- Challenge: Please copy all the lines that follow, word for word.

- Records for the task:
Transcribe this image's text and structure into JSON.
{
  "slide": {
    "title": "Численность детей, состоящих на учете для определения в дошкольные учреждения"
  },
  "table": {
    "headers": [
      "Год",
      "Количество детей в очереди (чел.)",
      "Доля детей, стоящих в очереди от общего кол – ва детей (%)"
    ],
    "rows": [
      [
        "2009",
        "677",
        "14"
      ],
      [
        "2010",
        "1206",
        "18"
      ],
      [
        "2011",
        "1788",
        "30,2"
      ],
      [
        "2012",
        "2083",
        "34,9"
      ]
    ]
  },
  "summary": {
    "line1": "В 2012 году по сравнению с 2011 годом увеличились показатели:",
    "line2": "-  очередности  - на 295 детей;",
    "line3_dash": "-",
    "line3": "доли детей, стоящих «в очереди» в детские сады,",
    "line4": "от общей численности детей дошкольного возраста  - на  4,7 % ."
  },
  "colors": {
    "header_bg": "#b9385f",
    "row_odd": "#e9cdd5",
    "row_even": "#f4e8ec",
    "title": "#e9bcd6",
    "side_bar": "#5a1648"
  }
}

- Solution:
Transcribe this image's text and structure into JSON.
{
  "slide": {
    "title": "Численность детей, состоящих на учете для определения в дошкольные учреждения"
  },
  "table": {
    "headers": [
      "Год",
      "Количество детей в очереди (чел.)",
      "Доля детей, стоящих в очереди от общего кол – ва детей (%)"
    ],
    "rows": [
      [
        "2009",
        "677",
        "14"
      ],
      [
        "2010",
        "1206",
        "18"
      ],
      [
        "2011",
        "1788",
        "30,2"
      ],
      [
        "2012",
        "2083",
        "34,9"
      ]
    ]
  },
  "summary": {
    "line1": "В 2012 году по сравнению с 2011 годом увеличились показатели:",
    "line2": "-  очередности  - на 295 детей;",
    "line3_dash": "-",
    "line3": "доли детей, стоящих «в очереди» в детские сады,",
    "line4": "от общей численности детей дошкольного возраста  - на  4,7 % ."
  },
  "colors": {
    "header_bg": "#b9385f",
    "row_odd": "#e9cdd5",
    "row_even": "#f4e8ec",
    "title": "#e9bcd6",
    "side_bar": "#5a1648"
  }
}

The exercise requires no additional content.